>> Begin LISTING
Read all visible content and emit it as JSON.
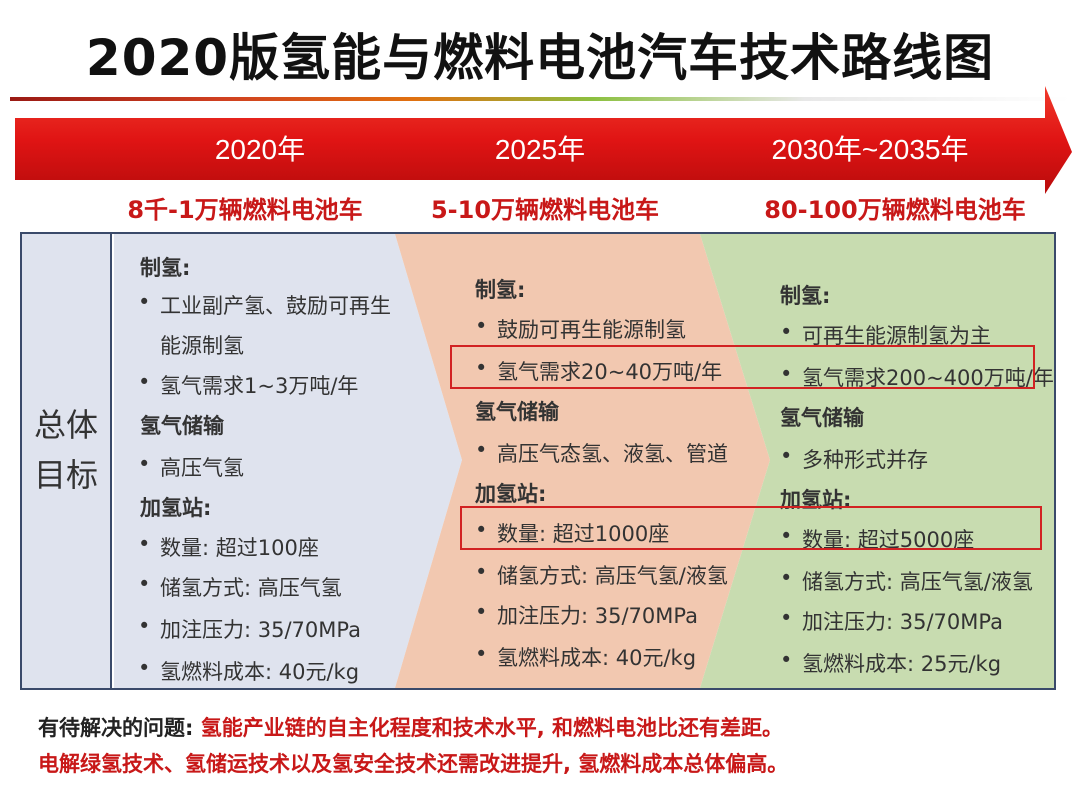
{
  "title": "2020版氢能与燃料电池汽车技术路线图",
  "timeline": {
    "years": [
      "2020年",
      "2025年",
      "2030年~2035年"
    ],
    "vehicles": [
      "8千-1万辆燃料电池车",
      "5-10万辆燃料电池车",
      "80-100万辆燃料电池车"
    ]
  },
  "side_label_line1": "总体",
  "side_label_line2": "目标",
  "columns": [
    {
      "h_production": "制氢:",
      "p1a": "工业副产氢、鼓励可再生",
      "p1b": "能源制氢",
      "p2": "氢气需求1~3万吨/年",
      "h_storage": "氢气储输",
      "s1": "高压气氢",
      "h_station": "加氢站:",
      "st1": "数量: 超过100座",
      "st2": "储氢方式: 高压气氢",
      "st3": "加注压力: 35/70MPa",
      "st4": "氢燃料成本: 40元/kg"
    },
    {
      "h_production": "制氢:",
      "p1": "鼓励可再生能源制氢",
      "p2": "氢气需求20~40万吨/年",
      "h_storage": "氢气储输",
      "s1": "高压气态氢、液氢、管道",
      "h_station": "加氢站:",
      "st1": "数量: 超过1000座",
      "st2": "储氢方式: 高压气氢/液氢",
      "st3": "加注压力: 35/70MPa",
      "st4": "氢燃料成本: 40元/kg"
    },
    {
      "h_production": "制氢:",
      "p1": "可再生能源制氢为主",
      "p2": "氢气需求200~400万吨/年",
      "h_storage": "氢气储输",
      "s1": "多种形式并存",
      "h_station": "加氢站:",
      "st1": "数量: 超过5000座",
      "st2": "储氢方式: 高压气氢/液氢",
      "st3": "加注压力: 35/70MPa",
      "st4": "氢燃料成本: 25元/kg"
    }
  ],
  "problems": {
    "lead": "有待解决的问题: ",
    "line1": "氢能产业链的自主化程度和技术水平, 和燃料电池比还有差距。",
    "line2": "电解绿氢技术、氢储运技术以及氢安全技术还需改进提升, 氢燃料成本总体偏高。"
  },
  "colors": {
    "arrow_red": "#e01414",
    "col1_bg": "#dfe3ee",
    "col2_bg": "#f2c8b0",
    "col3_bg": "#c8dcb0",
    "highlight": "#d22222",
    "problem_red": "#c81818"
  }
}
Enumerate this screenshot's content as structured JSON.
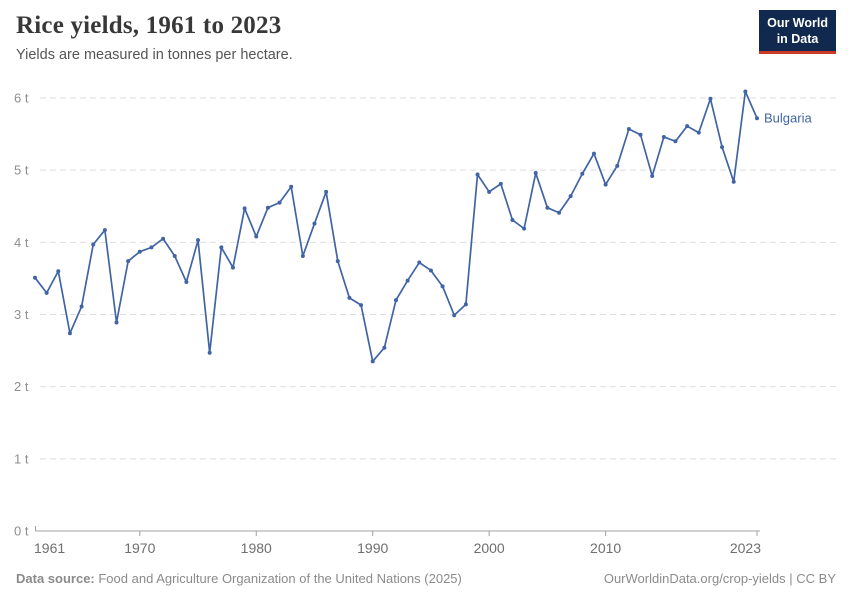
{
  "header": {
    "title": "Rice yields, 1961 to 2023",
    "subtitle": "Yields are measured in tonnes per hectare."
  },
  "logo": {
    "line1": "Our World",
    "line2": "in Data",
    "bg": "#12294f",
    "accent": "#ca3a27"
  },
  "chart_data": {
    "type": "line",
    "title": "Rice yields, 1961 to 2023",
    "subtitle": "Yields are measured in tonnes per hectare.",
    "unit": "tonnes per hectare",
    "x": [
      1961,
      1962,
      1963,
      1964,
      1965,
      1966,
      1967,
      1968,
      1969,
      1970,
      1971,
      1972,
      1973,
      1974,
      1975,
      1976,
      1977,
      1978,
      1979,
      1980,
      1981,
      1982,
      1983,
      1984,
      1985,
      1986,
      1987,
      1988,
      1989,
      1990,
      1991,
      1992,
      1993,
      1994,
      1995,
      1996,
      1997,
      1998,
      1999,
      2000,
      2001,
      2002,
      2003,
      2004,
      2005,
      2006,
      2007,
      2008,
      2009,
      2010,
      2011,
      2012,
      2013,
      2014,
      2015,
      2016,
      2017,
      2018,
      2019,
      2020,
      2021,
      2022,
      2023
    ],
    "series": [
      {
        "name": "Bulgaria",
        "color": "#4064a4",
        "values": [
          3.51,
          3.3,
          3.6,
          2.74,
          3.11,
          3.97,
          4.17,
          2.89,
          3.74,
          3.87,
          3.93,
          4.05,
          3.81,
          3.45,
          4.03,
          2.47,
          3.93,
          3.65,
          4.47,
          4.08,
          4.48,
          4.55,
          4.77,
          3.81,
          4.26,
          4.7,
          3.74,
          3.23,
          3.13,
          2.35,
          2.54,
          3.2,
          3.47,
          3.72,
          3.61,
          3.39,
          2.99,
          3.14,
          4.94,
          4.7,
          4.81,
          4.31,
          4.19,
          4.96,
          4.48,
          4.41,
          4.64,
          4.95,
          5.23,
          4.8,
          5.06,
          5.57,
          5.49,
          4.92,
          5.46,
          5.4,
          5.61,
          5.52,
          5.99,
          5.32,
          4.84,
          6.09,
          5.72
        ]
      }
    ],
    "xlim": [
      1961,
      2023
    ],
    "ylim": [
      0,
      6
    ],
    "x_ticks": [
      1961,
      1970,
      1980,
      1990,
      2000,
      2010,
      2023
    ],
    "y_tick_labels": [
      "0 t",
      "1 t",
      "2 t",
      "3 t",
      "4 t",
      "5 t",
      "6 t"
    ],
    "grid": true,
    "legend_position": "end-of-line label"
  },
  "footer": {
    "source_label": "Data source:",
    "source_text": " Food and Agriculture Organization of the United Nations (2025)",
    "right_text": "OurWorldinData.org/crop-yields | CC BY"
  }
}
>> End LISTING
>> Begin LISTING
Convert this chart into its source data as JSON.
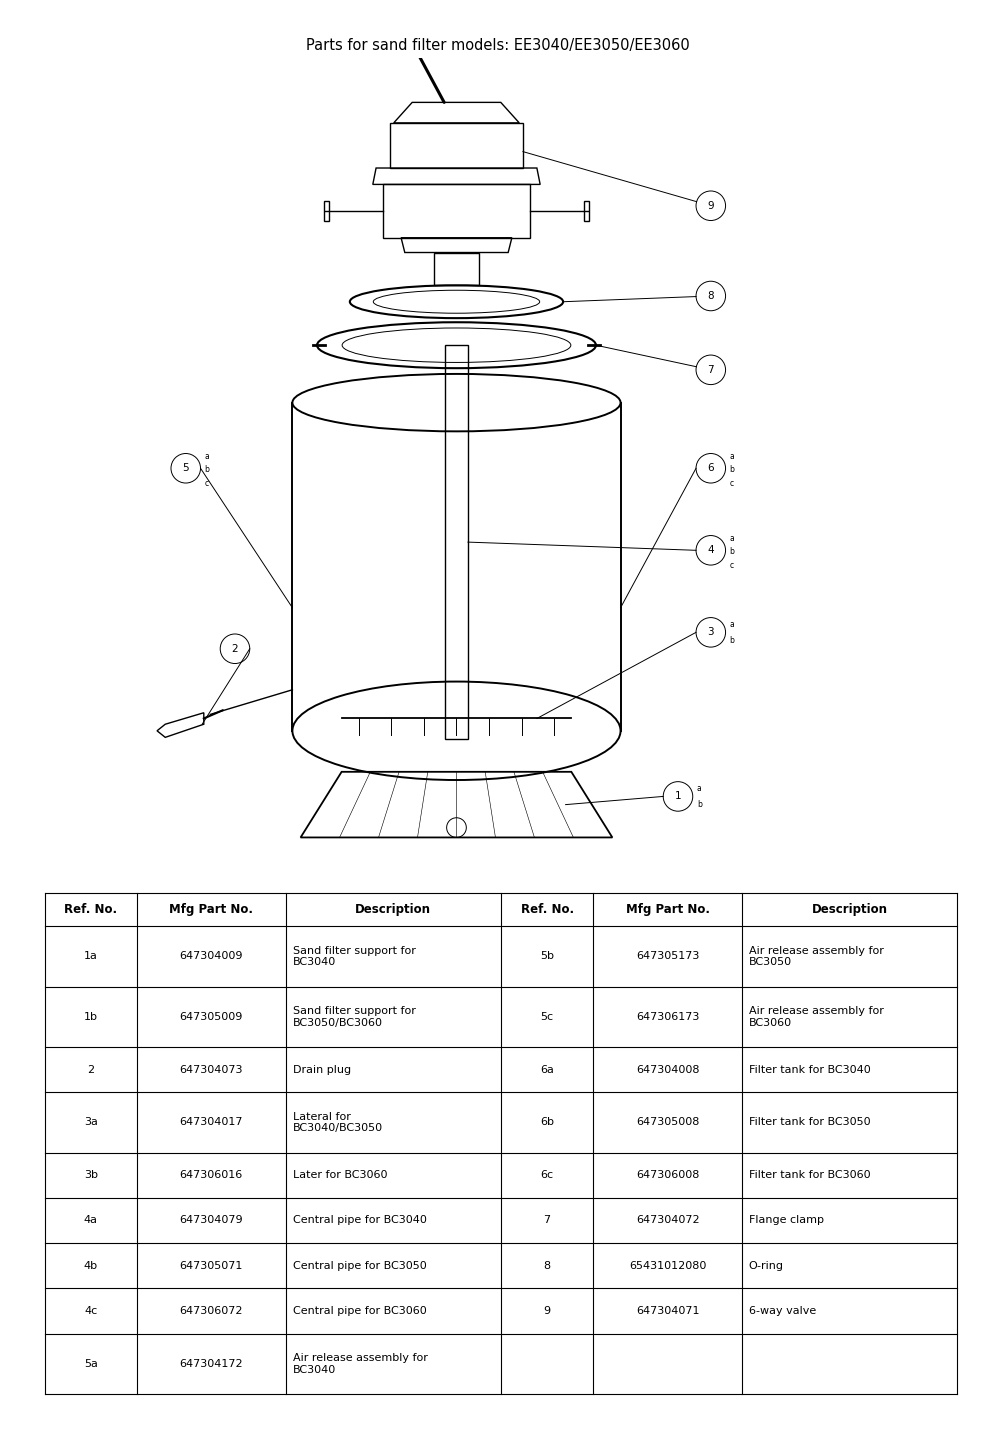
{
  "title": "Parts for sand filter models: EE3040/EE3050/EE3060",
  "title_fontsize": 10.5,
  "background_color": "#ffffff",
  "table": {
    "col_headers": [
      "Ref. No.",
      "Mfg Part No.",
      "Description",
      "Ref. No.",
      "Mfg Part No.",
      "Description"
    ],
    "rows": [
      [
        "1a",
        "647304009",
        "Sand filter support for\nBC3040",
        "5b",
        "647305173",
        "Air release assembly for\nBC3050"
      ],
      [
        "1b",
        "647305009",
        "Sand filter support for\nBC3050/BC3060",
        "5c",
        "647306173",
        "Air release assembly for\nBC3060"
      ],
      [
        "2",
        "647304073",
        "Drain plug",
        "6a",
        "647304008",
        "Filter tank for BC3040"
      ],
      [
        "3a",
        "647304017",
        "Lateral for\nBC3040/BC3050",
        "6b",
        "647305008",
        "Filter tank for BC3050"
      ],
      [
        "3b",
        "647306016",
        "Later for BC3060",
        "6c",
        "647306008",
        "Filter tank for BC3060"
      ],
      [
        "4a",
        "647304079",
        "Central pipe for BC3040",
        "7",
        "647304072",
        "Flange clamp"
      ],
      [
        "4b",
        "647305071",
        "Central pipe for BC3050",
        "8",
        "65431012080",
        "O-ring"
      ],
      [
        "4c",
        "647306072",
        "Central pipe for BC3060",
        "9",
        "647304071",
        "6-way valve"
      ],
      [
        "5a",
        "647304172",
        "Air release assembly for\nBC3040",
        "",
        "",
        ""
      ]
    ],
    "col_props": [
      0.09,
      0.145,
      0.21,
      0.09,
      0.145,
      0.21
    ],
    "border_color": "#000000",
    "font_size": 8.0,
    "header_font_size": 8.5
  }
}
>> End LISTING
**STATED TASK:** Gather from the records above every line containing the string "高压气氢".

**WRITTEN REPLY:**
      "s1": "高压气氢",
      "st2": "储氢方式: 高压气氢",
      "st2": "储氢方式: 高压气氢/液氢",
      "st2": "储氢方式: 高压气氢/液氢",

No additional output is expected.